■ TASK DESCRIPTION: Read the records below. Copy each line where the string "this" occurs.

Items from a figure collection
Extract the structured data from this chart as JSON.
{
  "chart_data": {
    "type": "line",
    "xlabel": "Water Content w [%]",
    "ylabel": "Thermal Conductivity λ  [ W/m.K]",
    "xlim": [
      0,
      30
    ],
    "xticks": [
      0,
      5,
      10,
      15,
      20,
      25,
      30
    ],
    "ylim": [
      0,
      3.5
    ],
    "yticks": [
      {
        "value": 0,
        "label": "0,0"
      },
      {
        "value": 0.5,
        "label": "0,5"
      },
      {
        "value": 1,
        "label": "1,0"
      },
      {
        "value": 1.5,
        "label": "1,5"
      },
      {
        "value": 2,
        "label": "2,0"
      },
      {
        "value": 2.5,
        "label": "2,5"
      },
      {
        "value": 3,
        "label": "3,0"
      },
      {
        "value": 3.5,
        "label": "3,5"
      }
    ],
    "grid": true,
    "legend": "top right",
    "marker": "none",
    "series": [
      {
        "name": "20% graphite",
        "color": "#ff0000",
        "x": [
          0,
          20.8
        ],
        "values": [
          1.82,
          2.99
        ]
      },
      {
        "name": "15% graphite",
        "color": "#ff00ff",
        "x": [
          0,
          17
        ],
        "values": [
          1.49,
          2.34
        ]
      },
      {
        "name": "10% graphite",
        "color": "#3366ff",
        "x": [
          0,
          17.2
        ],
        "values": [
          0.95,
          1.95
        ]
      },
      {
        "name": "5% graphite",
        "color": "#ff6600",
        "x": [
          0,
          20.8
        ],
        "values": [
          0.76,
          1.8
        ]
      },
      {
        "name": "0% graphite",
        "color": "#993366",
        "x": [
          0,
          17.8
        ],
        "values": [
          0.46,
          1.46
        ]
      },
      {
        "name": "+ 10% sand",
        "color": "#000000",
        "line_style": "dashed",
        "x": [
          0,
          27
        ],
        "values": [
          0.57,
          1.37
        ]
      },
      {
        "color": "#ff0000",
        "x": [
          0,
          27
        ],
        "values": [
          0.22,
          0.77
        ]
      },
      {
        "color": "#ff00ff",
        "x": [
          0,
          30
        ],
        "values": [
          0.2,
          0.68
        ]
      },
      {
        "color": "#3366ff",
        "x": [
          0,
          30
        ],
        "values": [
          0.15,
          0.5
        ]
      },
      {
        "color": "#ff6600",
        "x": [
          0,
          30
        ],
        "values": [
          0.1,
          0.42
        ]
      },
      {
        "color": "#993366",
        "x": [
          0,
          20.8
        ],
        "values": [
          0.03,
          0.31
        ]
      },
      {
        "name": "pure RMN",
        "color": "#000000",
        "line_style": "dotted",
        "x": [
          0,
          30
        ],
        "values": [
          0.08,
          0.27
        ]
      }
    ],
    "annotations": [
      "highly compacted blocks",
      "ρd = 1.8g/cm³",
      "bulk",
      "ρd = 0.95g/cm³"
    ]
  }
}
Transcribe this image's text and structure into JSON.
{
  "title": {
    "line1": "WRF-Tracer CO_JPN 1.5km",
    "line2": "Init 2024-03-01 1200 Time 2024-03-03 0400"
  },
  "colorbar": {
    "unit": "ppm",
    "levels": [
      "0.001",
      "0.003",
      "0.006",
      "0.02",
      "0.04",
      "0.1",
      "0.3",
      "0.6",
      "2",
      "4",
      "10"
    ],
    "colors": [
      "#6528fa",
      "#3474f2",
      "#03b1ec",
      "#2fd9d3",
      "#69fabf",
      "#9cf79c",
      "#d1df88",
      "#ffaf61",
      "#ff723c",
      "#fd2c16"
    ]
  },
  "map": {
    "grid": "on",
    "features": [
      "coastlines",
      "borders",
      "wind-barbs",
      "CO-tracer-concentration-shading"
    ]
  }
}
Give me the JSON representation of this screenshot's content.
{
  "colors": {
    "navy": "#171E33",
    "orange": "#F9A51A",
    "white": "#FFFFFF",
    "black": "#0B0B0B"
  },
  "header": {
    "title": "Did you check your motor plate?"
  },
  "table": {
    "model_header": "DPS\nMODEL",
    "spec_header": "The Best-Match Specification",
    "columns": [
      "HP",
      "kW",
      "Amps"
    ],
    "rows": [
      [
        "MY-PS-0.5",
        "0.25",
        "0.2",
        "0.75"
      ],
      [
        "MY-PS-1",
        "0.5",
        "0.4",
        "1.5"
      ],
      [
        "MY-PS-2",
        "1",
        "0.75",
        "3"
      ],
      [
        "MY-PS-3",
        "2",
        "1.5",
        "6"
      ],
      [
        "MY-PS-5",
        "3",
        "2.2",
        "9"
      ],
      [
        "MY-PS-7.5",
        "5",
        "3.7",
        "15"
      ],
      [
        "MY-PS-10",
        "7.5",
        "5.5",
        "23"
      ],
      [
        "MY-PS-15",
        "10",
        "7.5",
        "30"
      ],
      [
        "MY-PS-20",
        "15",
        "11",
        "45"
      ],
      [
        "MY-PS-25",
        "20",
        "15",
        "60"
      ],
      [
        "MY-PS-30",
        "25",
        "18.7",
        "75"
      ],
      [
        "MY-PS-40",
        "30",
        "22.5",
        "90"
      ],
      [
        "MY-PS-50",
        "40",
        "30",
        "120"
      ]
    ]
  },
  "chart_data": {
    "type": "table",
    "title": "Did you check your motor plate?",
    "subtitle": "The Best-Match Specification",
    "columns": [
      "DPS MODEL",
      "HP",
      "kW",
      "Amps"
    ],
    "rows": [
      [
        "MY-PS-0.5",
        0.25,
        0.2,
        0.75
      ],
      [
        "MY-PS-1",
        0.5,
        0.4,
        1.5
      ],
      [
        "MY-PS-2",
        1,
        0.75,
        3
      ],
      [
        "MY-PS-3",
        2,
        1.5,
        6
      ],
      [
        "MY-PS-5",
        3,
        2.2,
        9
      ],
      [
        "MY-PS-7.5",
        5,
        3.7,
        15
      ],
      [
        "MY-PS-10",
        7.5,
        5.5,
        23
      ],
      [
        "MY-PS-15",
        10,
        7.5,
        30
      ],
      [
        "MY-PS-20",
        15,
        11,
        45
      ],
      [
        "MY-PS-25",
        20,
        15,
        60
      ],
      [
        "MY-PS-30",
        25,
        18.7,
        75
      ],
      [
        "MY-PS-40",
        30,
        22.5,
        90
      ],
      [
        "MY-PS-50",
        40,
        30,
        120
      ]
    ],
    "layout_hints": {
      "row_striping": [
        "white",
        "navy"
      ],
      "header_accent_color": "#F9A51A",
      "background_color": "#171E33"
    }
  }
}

■ EXPECTED ANSWER:
Extract the structured data from this chart as JSON.
Transcribe this image's text and structure into JSON.
Give me the JSON representation of this screenshot's content.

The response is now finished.